(Dataset excerpts)
□ □ □

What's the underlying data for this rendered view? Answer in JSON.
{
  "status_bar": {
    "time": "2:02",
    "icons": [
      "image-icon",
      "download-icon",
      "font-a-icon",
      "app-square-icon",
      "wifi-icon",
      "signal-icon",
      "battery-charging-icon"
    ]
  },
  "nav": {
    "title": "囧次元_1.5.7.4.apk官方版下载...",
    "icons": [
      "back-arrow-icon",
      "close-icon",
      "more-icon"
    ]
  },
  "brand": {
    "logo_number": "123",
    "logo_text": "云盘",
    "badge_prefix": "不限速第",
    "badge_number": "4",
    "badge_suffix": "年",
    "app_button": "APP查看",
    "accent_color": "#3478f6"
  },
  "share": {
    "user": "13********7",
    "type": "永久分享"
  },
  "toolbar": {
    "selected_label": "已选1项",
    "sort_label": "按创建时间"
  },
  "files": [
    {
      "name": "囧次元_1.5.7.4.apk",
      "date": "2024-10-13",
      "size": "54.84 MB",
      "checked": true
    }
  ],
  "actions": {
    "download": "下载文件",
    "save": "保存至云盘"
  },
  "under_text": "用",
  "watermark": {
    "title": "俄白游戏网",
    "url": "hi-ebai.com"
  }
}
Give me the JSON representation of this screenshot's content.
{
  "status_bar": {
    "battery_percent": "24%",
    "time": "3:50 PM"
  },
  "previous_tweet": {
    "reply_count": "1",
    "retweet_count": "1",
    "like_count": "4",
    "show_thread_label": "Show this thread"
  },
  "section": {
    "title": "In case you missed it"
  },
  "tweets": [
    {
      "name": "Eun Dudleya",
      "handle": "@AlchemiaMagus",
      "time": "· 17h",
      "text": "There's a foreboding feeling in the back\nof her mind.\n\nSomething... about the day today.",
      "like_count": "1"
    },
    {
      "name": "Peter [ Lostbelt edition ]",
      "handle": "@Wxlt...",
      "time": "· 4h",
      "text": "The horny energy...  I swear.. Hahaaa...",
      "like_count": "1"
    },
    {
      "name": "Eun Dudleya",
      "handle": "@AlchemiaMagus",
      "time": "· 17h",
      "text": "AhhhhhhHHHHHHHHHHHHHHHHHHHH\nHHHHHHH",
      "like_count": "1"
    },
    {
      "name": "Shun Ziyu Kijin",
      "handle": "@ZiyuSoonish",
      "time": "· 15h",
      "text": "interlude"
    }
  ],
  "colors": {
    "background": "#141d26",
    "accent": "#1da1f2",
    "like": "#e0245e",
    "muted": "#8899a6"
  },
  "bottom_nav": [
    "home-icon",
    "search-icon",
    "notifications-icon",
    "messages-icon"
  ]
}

□ □ □

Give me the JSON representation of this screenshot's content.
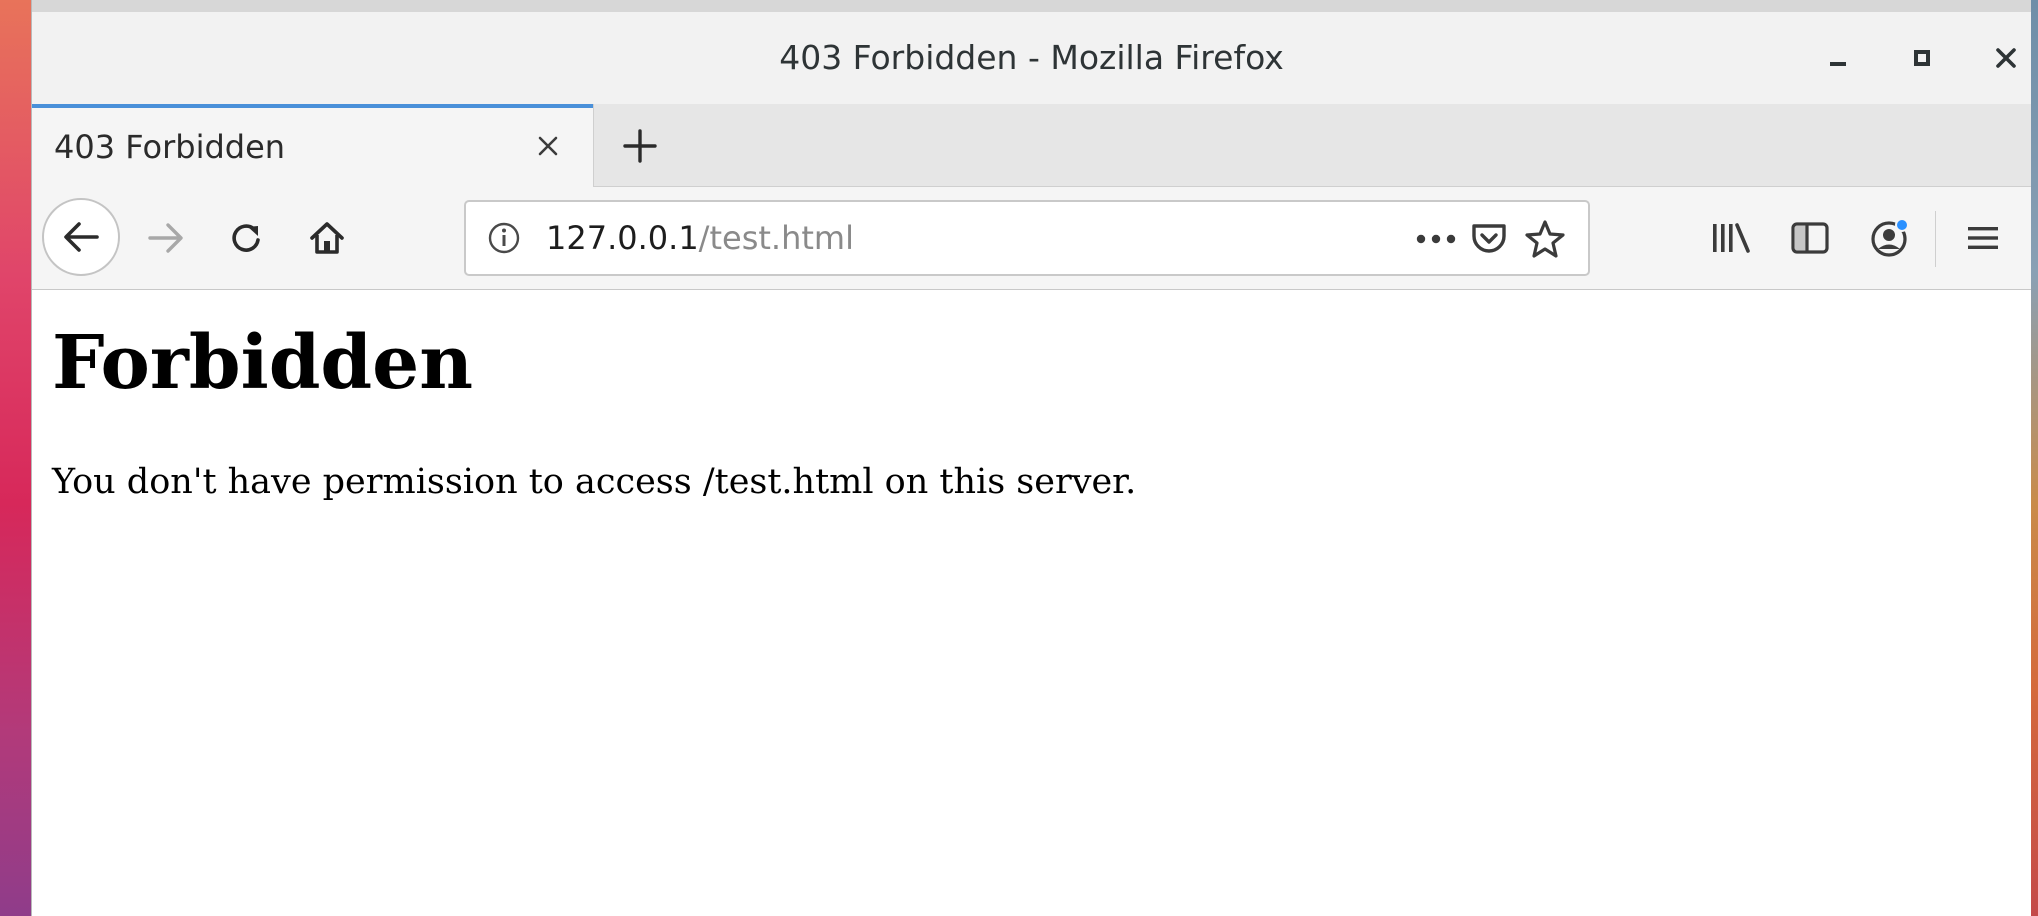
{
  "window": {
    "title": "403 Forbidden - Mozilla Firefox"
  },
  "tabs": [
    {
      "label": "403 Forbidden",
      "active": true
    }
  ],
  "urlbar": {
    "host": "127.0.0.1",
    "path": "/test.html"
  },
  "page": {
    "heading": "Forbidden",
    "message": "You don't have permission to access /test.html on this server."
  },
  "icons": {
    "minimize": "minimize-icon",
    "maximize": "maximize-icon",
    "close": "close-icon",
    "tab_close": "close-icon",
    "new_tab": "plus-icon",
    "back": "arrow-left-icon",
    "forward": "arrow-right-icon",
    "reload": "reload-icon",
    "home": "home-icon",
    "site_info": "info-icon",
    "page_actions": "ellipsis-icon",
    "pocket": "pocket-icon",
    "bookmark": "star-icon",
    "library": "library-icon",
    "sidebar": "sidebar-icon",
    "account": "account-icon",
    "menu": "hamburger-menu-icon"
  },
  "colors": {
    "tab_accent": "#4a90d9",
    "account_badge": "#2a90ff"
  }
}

□ □ □

▶ _TO DO_
Check each line of the records for the word "name", and show the lines that contain it.

▶ _EXERCISE SOLUTION_
      "name": "囧次元_1.5.7.4.apk",
      "name": "Eun Dudleya",
      "name": "Peter [ Lostbelt edition ]",
      "name": "Eun Dudleya",
      "name": "Shun Ziyu Kijin",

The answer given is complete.